◆ **Goal**: Write out the listing below again, precisely as it is given.
------------------------------------------------------------
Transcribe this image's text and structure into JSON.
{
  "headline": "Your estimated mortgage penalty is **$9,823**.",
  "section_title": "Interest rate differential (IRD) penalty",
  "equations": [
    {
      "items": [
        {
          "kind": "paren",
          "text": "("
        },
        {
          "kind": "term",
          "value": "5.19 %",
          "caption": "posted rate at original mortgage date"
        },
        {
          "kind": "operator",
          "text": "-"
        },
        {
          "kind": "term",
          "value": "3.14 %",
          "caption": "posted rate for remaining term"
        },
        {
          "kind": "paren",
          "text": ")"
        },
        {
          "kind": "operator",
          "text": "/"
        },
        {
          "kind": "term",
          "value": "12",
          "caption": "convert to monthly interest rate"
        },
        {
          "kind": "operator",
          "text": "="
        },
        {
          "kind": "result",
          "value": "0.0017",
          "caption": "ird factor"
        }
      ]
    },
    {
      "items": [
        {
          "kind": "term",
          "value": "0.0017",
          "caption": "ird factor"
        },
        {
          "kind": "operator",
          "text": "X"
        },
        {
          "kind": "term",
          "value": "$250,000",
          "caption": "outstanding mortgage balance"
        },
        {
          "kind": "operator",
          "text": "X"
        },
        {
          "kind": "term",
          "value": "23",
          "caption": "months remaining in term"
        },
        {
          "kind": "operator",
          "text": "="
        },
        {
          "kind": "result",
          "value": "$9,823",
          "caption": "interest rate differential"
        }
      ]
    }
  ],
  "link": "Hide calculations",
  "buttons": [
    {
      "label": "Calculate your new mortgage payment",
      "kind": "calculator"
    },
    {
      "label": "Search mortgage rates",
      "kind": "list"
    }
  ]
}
------------------------------------------------------------
◆ **Exercise output**:
Transcribe this image's text and structure into JSON.
{
  "headline": "Your estimated mortgage penalty is **$9,823**.",
  "section_title": "Interest rate differential (IRD) penalty",
  "equations": [
    {
      "items": [
        {
          "kind": "paren",
          "text": "("
        },
        {
          "kind": "term",
          "value": "5.19 %",
          "caption": "posted rate at original mortgage date"
        },
        {
          "kind": "operator",
          "text": "-"
        },
        {
          "kind": "term",
          "value": "3.14 %",
          "caption": "posted rate for remaining term"
        },
        {
          "kind": "paren",
          "text": ")"
        },
        {
          "kind": "operator",
          "text": "/"
        },
        {
          "kind": "term",
          "value": "12",
          "caption": "convert to monthly interest rate"
        },
        {
          "kind": "operator",
          "text": "="
        },
        {
          "kind": "result",
          "value": "0.0017",
          "caption": "ird factor"
        }
      ]
    },
    {
      "items": [
        {
          "kind": "term",
          "value": "0.0017",
          "caption": "ird factor"
        },
        {
          "kind": "operator",
          "text": "X"
        },
        {
          "kind": "term",
          "value": "$250,000",
          "caption": "outstanding mortgage balance"
        },
        {
          "kind": "operator",
          "text": "X"
        },
        {
          "kind": "term",
          "value": "23",
          "caption": "months remaining in term"
        },
        {
          "kind": "operator",
          "text": "="
        },
        {
          "kind": "result",
          "value": "$9,823",
          "caption": "interest rate differential"
        }
      ]
    }
  ],
  "link": "Hide calculations",
  "buttons": [
    {
      "label": "Calculate your new mortgage payment",
      "kind": "calculator"
    },
    {
      "label": "Search mortgage rates",
      "kind": "list"
    }
  ]
}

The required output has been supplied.